§ **EXERCISE MATERIAL**
┏━━

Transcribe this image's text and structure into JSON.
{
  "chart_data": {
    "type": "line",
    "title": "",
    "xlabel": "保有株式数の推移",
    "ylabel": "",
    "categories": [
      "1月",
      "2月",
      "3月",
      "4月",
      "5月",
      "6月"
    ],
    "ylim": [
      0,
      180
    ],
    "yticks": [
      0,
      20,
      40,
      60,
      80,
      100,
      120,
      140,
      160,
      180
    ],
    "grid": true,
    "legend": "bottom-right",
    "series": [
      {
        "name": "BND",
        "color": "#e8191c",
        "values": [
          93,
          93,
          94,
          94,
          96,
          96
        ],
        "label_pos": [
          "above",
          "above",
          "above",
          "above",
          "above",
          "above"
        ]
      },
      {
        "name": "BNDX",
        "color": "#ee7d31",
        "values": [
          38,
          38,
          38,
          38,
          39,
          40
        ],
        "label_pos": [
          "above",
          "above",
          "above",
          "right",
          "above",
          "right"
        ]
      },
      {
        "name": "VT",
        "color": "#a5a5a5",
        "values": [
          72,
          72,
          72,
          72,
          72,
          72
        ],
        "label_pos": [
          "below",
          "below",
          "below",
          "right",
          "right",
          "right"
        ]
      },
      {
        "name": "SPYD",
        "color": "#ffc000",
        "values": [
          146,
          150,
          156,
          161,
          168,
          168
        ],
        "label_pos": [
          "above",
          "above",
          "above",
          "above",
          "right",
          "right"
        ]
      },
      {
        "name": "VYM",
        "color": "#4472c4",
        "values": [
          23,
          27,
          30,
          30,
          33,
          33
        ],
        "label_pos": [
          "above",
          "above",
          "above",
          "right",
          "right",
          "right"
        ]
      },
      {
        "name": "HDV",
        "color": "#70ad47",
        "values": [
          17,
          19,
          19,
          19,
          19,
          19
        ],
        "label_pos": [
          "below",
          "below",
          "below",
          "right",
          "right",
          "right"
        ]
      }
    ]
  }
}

┗━━

§ **WHAT TO WORK ON**
Look through the material and copy each line that has "name".

§ **FINAL RESULT**
        "name": "BND",
        "name": "BNDX",
        "name": "VT",
        "name": "SPYD",
        "name": "VYM",
        "name": "HDV",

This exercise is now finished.